» EXERCISE AIM
Produce an exact copy of all the data below, dropping every image.

» RECORDED DATA

- - - - - - -

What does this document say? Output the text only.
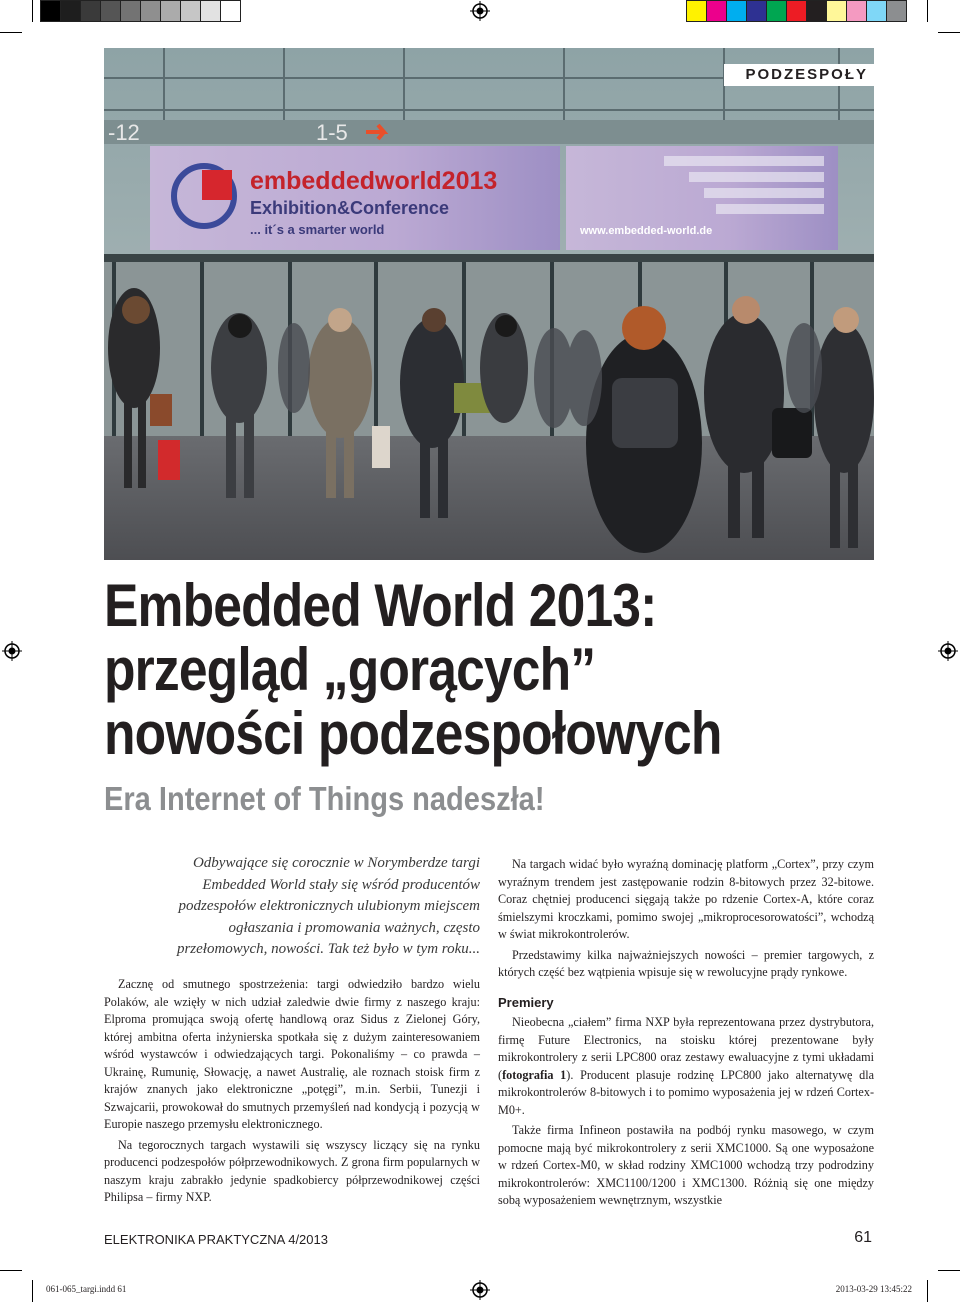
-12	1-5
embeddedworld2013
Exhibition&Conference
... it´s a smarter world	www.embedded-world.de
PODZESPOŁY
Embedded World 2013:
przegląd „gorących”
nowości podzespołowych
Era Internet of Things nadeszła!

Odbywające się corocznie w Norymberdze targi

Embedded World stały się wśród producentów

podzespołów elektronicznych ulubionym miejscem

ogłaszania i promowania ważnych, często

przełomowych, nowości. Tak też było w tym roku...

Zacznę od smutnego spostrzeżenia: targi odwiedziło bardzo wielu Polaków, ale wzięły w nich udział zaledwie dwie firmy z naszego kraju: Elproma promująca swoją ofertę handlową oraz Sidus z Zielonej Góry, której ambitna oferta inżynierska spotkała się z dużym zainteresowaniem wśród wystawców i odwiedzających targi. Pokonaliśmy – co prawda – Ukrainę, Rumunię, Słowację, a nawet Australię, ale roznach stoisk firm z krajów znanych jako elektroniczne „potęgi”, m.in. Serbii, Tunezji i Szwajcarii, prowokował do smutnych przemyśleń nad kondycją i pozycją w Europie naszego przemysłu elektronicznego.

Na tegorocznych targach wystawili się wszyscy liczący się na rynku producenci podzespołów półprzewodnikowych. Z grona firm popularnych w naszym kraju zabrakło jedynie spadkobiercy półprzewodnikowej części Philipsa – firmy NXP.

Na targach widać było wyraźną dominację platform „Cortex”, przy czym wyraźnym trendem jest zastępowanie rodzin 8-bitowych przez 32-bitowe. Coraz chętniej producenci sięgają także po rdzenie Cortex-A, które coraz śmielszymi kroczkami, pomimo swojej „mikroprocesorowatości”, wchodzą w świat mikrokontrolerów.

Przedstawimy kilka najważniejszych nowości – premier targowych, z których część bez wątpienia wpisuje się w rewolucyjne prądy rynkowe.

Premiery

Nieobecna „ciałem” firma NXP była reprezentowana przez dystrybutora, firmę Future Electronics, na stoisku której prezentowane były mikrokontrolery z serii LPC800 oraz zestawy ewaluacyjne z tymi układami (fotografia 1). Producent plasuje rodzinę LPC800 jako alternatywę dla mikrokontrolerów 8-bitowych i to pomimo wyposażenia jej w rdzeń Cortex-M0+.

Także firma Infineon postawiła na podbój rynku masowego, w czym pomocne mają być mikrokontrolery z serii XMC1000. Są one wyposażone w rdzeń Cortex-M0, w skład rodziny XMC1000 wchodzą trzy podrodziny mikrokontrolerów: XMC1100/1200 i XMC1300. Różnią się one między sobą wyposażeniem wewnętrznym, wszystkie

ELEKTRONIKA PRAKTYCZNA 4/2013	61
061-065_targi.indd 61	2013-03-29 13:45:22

- - - - - - -

» EXERCISE SOLUTION
What does this document say? Output the text only.
-12	1-5
embeddedworld2013
Exhibition&Conference
... it´s a smarter world	www.embedded-world.de
PODZESPOŁY
Embedded World 2013:
przegląd „gorących”
nowości podzespołowych
Era Internet of Things nadeszła!

Odbywające się corocznie w Norymberdze targi

Embedded World stały się wśród producentów

podzespołów elektronicznych ulubionym miejscem

ogłaszania i promowania ważnych, często

przełomowych, nowości. Tak też było w tym roku...

Zacznę od smutnego spostrzeżenia: targi odwiedziło bardzo wielu Polaków, ale wzięły w nich udział zaledwie dwie firmy z naszego kraju: Elproma promująca swoją ofertę handlową oraz Sidus z Zielonej Góry, której ambitna oferta inżynierska spotkała się z dużym zainteresowaniem wśród wystawców i odwiedzających targi. Pokonaliśmy – co prawda – Ukrainę, Rumunię, Słowację, a nawet Australię, ale roznach stoisk firm z krajów znanych jako elektroniczne „potęgi”, m.in. Serbii, Tunezji i Szwajcarii, prowokował do smutnych przemyśleń nad kondycją i pozycją w Europie naszego przemysłu elektronicznego.

Na tegorocznych targach wystawili się wszyscy liczący się na rynku producenci podzespołów półprzewodnikowych. Z grona firm popularnych w naszym kraju zabrakło jedynie spadkobiercy półprzewodnikowej części Philipsa – firmy NXP.

Na targach widać było wyraźną dominację platform „Cortex”, przy czym wyraźnym trendem jest zastępowanie rodzin 8-bitowych przez 32-bitowe. Coraz chętniej producenci sięgają także po rdzenie Cortex-A, które coraz śmielszymi kroczkami, pomimo swojej „mikroprocesorowatości”, wchodzą w świat mikrokontrolerów.

Przedstawimy kilka najważniejszych nowości – premier targowych, z których część bez wątpienia wpisuje się w rewolucyjne prądy rynkowe.

Premiery

Nieobecna „ciałem” firma NXP była reprezentowana przez dystrybutora, firmę Future Electronics, na stoisku której prezentowane były mikrokontrolery z serii LPC800 oraz zestawy ewaluacyjne z tymi układami (fotografia 1). Producent plasuje rodzinę LPC800 jako alternatywę dla mikrokontrolerów 8-bitowych i to pomimo wyposażenia jej w rdzeń Cortex-M0+.

Także firma Infineon postawiła na podbój rynku masowego, w czym pomocne mają być mikrokontrolery z serii XMC1000. Są one wyposażone w rdzeń Cortex-M0, w skład rodziny XMC1000 wchodzą trzy podrodziny mikrokontrolerów: XMC1100/1200 i XMC1300. Różnią się one między sobą wyposażeniem wewnętrznym, wszystkie

ELEKTRONIKA PRAKTYCZNA 4/2013	61
061-065_targi.indd 61	2013-03-29 13:45:22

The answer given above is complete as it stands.